What the task requires:
The records should be written out in full, with nothing altered.
####
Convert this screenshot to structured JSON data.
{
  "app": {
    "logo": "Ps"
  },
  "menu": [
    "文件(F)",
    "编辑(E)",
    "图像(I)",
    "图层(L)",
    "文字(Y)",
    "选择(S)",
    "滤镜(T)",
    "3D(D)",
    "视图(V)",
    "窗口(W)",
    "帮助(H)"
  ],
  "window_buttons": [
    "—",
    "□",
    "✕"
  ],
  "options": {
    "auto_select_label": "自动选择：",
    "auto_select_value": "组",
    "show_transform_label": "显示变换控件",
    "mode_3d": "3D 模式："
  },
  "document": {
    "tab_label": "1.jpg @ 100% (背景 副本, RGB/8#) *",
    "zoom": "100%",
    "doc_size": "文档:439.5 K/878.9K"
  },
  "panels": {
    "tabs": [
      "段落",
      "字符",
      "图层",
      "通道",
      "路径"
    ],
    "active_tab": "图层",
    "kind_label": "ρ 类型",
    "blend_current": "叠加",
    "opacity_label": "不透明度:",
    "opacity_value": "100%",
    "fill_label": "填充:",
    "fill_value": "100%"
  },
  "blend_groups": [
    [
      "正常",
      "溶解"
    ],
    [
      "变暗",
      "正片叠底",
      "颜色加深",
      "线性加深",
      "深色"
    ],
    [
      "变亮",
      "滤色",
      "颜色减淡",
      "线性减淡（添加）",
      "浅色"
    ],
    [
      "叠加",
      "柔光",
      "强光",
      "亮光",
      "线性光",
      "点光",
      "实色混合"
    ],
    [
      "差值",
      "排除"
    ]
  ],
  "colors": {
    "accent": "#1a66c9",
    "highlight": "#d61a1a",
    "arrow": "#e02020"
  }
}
####
Solution to the problem:
Convert this screenshot to structured JSON data.
{
  "app": {
    "logo": "Ps"
  },
  "menu": [
    "文件(F)",
    "编辑(E)",
    "图像(I)",
    "图层(L)",
    "文字(Y)",
    "选择(S)",
    "滤镜(T)",
    "3D(D)",
    "视图(V)",
    "窗口(W)",
    "帮助(H)"
  ],
  "window_buttons": [
    "—",
    "□",
    "✕"
  ],
  "options": {
    "auto_select_label": "自动选择：",
    "auto_select_value": "组",
    "show_transform_label": "显示变换控件",
    "mode_3d": "3D 模式："
  },
  "document": {
    "tab_label": "1.jpg @ 100% (背景 副本, RGB/8#) *",
    "zoom": "100%",
    "doc_size": "文档:439.5 K/878.9K"
  },
  "panels": {
    "tabs": [
      "段落",
      "字符",
      "图层",
      "通道",
      "路径"
    ],
    "active_tab": "图层",
    "kind_label": "ρ 类型",
    "blend_current": "叠加",
    "opacity_label": "不透明度:",
    "opacity_value": "100%",
    "fill_label": "填充:",
    "fill_value": "100%"
  },
  "blend_groups": [
    [
      "正常",
      "溶解"
    ],
    [
      "变暗",
      "正片叠底",
      "颜色加深",
      "线性加深",
      "深色"
    ],
    [
      "变亮",
      "滤色",
      "颜色减淡",
      "线性减淡（添加）",
      "浅色"
    ],
    [
      "叠加",
      "柔光",
      "强光",
      "亮光",
      "线性光",
      "点光",
      "实色混合"
    ],
    [
      "差值",
      "排除"
    ]
  ],
  "colors": {
    "accent": "#1a66c9",
    "highlight": "#d61a1a",
    "arrow": "#e02020"
  }
}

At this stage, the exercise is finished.